→ Stated problem:
Copy out all of the material exactly.

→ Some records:
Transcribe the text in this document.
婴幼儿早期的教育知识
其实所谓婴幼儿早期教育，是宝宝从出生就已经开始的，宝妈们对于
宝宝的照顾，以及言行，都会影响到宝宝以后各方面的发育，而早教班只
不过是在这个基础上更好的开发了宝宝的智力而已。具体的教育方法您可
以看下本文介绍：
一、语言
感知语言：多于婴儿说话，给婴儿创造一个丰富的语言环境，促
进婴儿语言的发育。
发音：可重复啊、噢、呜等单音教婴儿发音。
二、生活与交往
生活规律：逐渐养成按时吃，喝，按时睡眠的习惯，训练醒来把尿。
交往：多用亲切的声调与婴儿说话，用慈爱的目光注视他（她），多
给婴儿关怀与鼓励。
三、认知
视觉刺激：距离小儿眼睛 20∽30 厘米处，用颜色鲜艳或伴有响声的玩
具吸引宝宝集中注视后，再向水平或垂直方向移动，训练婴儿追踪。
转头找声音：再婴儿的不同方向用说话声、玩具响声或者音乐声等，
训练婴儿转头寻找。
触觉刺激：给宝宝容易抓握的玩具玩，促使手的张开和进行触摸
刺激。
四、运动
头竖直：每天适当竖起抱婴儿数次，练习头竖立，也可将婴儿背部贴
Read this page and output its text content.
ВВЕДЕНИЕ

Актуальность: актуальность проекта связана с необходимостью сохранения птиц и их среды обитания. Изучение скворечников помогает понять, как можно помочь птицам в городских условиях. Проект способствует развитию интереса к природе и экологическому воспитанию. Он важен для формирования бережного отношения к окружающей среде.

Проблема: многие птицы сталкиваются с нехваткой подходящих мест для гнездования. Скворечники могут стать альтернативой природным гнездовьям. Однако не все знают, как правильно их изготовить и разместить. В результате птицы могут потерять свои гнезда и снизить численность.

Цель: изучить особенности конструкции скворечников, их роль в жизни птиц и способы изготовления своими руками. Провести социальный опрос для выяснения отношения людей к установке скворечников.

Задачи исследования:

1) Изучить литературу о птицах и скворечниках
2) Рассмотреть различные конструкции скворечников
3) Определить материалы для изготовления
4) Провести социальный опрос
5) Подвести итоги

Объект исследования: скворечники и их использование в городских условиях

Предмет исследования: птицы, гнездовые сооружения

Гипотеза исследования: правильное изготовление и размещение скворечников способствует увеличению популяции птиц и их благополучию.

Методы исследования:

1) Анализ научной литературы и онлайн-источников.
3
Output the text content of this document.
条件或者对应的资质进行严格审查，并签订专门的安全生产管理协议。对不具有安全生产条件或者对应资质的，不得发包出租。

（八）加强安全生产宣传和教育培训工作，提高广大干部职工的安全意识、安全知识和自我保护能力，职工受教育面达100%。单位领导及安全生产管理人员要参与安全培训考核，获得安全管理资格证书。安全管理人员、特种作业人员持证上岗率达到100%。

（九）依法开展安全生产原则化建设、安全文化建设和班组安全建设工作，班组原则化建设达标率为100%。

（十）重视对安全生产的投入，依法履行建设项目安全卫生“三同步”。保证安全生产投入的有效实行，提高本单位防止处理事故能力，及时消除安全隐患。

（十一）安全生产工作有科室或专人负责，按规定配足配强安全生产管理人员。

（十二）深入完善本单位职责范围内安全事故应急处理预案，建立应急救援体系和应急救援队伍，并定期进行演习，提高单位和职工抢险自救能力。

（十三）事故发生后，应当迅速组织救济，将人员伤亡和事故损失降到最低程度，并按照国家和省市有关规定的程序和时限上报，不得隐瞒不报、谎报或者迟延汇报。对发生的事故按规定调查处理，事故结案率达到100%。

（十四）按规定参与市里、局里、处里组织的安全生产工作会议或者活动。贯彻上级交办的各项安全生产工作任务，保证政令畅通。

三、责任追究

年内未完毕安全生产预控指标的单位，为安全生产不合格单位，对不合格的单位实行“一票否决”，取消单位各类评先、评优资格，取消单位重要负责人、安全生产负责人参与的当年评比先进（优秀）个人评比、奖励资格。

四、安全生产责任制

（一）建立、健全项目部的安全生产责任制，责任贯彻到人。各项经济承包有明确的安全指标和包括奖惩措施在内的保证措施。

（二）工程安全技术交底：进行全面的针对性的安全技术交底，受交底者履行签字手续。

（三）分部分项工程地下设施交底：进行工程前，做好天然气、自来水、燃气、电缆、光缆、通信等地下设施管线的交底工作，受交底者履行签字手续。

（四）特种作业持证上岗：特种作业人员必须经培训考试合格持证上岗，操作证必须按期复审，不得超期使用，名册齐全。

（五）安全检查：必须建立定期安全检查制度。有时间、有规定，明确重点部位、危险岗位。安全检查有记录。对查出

→ Task response:
Transcribe the text in this document.
婴幼儿早期的教育知识
其实所谓婴幼儿早期教育，是宝宝从出生就已经开始的，宝妈们对于
宝宝的照顾，以及言行，都会影响到宝宝以后各方面的发育，而早教班只
不过是在这个基础上更好的开发了宝宝的智力而已。具体的教育方法您可
以看下本文介绍：
一、语言
感知语言：多于婴儿说话，给婴儿创造一个丰富的语言环境，促
进婴儿语言的发育。
发音：可重复啊、噢、呜等单音教婴儿发音。
二、生活与交往
生活规律：逐渐养成按时吃，喝，按时睡眠的习惯，训练醒来把尿。
交往：多用亲切的声调与婴儿说话，用慈爱的目光注视他（她），多
给婴儿关怀与鼓励。
三、认知
视觉刺激：距离小儿眼睛 20∽30 厘米处，用颜色鲜艳或伴有响声的玩
具吸引宝宝集中注视后，再向水平或垂直方向移动，训练婴儿追踪。
转头找声音：再婴儿的不同方向用说话声、玩具响声或者音乐声等，
训练婴儿转头寻找。
触觉刺激：给宝宝容易抓握的玩具玩，促使手的张开和进行触摸
刺激。
四、运动
头竖直：每天适当竖起抱婴儿数次，练习头竖立，也可将婴儿背部贴
Read this page and output its text content.
ВВЕДЕНИЕ

Актуальность: актуальность проекта связана с необходимостью сохранения птиц и их среды обитания. Изучение скворечников помогает понять, как можно помочь птицам в городских условиях. Проект способствует развитию интереса к природе и экологическому воспитанию. Он важен для формирования бережного отношения к окружающей среде.

Проблема: многие птицы сталкиваются с нехваткой подходящих мест для гнездования. Скворечники могут стать альтернативой природным гнездовьям. Однако не все знают, как правильно их изготовить и разместить. В результате птицы могут потерять свои гнезда и снизить численность.

Цель: изучить особенности конструкции скворечников, их роль в жизни птиц и способы изготовления своими руками. Провести социальный опрос для выяснения отношения людей к установке скворечников.

Задачи исследования:

1) Изучить литературу о птицах и скворечниках
2) Рассмотреть различные конструкции скворечников
3) Определить материалы для изготовления
4) Провести социальный опрос
5) Подвести итоги

Объект исследования: скворечники и их использование в городских условиях

Предмет исследования: птицы, гнездовые сооружения

Гипотеза исследования: правильное изготовление и размещение скворечников способствует увеличению популяции птиц и их благополучию.

Методы исследования:

1) Анализ научной литературы и онлайн-источников.
3
Output the text content of this document.
条件或者对应的资质进行严格审查，并签订专门的安全生产管理协议。对不具有安全生产条件或者对应资质的，不得发包出租。

（八）加强安全生产宣传和教育培训工作，提高广大干部职工的安全意识、安全知识和自我保护能力，职工受教育面达100%。单位领导及安全生产管理人员要参与安全培训考核，获得安全管理资格证书。安全管理人员、特种作业人员持证上岗率达到100%。

（九）依法开展安全生产原则化建设、安全文化建设和班组安全建设工作，班组原则化建设达标率为100%。

（十）重视对安全生产的投入，依法履行建设项目安全卫生“三同步”。保证安全生产投入的有效实行，提高本单位防止处理事故能力，及时消除安全隐患。

（十一）安全生产工作有科室或专人负责，按规定配足配强安全生产管理人员。

（十二）深入完善本单位职责范围内安全事故应急处理预案，建立应急救援体系和应急救援队伍，并定期进行演习，提高单位和职工抢险自救能力。

（十三）事故发生后，应当迅速组织救济，将人员伤亡和事故损失降到最低程度，并按照国家和省市有关规定的程序和时限上报，不得隐瞒不报、谎报或者迟延汇报。对发生的事故按规定调查处理，事故结案率达到100%。

（十四）按规定参与市里、局里、处里组织的安全生产工作会议或者活动。贯彻上级交办的各项安全生产工作任务，保证政令畅通。

三、责任追究

年内未完毕安全生产预控指标的单位，为安全生产不合格单位，对不合格的单位实行“一票否决”，取消单位各类评先、评优资格，取消单位重要负责人、安全生产负责人参与的当年评比先进（优秀）个人评比、奖励资格。

四、安全生产责任制

（一）建立、健全项目部的安全生产责任制，责任贯彻到人。各项经济承包有明确的安全指标和包括奖惩措施在内的保证措施。

（二）工程安全技术交底：进行全面的针对性的安全技术交底，受交底者履行签字手续。

（三）分部分项工程地下设施交底：进行工程前，做好天然气、自来水、燃气、电缆、光缆、通信等地下设施管线的交底工作，受交底者履行签字手续。

（四）特种作业持证上岗：特种作业人员必须经培训考试合格持证上岗，操作证必须按期复审，不得超期使用，名册齐全。

（五）安全检查：必须建立定期安全检查制度。有时间、有规定，明确重点部位、危险岗位。安全检查有记录。对查出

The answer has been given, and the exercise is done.